Texto para análise:
☆ ☆ ☆ ☆ ☆ ☆ ☆

Esse é o cenário institucional das concessões rodoviárias, no qual se percebe a necessidade de interação de várias instituições com distintas atribuições. Apesar de receber o auxílio da EPL, a ANTT continua a ser a responsável formal pelos estudos, bem como pela produção do edital de licitação e seus anexos.

A ANTT, quando da sua criação, recebeu apoio por parte do TCU que corroborou a prerrogativa legal para conduzir os certames licitatórios e realizar os estudos preparatórios dos processos de concessão rodoviária. Esse posicionamento está registrado no acórdão 2299/2005, que definiu a competência da ANTT, para conduzir os certames licitatórios para outorga e, portanto, ser representante do Poder Concedente. Esse foi o primeiro processo em que houve atuação da ANTT como condutora do processo licitatório e dos estudos de viabilidade.

☆ ☆ ☆ ☆ ☆ ☆ ☆

Exercícios propostos:
[1] Reproduza o trecho do texto sobre concessões rodoviárias a partir das palavras "Esse é o cenário", encerrando-o após "e seus anexos.".
[2] Segundo o texto sobre concessões rodoviárias, em qual acórdão ficou registrado o posicionamento do TCU acerca da competência da ANTT?
[3] Reescreva em forma de lista o parágrafo do texto sobre concessões rodoviárias que começa com "A ANTT, quando da sua criação", conservando seus fatos principais.

☆ ☆ ☆ ☆ ☆ ☆ ☆

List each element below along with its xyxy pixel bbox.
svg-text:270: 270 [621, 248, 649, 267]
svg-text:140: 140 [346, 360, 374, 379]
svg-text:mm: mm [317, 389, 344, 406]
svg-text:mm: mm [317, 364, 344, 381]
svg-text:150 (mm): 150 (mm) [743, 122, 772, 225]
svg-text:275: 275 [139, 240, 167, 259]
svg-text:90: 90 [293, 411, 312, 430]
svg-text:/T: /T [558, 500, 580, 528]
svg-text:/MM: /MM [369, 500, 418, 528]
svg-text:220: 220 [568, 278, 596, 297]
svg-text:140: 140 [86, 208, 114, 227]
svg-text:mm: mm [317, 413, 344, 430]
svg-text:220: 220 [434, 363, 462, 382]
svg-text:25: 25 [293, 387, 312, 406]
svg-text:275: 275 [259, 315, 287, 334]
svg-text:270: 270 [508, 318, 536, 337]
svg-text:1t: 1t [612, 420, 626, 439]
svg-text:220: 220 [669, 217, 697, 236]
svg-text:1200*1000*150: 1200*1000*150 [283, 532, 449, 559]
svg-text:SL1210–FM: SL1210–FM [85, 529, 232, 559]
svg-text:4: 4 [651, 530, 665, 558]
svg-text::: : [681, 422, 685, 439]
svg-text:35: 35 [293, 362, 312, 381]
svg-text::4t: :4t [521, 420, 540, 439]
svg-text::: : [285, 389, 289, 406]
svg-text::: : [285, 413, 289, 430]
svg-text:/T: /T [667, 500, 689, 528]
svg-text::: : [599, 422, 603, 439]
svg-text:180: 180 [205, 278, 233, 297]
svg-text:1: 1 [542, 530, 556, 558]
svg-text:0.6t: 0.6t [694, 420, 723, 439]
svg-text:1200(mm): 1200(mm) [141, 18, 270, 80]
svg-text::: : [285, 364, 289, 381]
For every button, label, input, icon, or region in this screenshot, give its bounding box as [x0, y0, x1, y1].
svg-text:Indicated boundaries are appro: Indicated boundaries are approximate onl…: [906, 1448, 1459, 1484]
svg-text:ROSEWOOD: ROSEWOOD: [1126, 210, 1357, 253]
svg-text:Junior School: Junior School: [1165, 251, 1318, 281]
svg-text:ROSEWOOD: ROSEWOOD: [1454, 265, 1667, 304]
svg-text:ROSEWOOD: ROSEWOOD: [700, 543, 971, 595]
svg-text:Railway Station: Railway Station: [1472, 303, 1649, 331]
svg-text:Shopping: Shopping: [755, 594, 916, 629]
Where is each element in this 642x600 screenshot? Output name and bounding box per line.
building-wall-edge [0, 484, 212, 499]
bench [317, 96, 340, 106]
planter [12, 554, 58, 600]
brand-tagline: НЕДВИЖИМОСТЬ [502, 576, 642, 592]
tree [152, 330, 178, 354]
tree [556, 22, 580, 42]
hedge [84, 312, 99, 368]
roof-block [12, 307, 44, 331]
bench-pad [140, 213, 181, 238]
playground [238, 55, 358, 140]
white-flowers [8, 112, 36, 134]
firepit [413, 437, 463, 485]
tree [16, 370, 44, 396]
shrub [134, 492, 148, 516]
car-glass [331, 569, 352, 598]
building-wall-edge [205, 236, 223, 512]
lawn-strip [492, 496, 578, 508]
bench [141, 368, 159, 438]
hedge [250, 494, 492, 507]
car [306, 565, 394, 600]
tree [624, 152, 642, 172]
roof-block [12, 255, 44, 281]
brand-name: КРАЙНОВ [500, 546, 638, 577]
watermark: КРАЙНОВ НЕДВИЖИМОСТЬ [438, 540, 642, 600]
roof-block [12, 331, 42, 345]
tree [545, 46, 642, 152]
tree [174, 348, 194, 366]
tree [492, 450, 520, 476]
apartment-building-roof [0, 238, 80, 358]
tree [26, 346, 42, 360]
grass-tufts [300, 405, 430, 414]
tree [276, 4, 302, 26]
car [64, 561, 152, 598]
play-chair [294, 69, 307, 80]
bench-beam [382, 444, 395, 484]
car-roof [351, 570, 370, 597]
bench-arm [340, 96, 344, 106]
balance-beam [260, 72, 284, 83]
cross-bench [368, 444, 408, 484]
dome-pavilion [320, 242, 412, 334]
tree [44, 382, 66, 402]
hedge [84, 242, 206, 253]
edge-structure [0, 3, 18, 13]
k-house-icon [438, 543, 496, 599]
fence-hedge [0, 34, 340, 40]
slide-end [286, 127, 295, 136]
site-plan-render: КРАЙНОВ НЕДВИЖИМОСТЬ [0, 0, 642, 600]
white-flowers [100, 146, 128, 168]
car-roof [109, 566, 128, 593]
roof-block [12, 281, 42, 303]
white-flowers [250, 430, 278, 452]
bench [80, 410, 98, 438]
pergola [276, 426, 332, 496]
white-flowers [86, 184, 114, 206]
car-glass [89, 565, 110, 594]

☆ ☆ ☆ ☆ ☆ ☆ ☆

Respostas por tarefa:
[1]
Esse é o cenário institucional das concessões rodoviárias, no qual se percebe a necessidade de interação de várias instituições com distintas atribuições. Apesar de receber o auxílio da EPL, a ANTT continua a ser a responsável formal pelos estudos, bem como pela produção do edital de licitação e seus anexos.

[2] No acórdão 2299/2005.

[3]
- Ao ser criada, a ANTT recebeu apoio do TCU, que confirmou sua prerrogativa legal de conduzir as licitações e realizar os estudos preparatórios das concessões rodoviárias.
- O acórdão 2299/2005 registra esse posicionamento. Ele define a competência da ANTT para conduzir as licitações para outorga e, assim, representar o Poder Concedente.
- Esse foi o primeiro processo em que a ANTT atuou como condutora da licitação e dos estudos de viabilidade.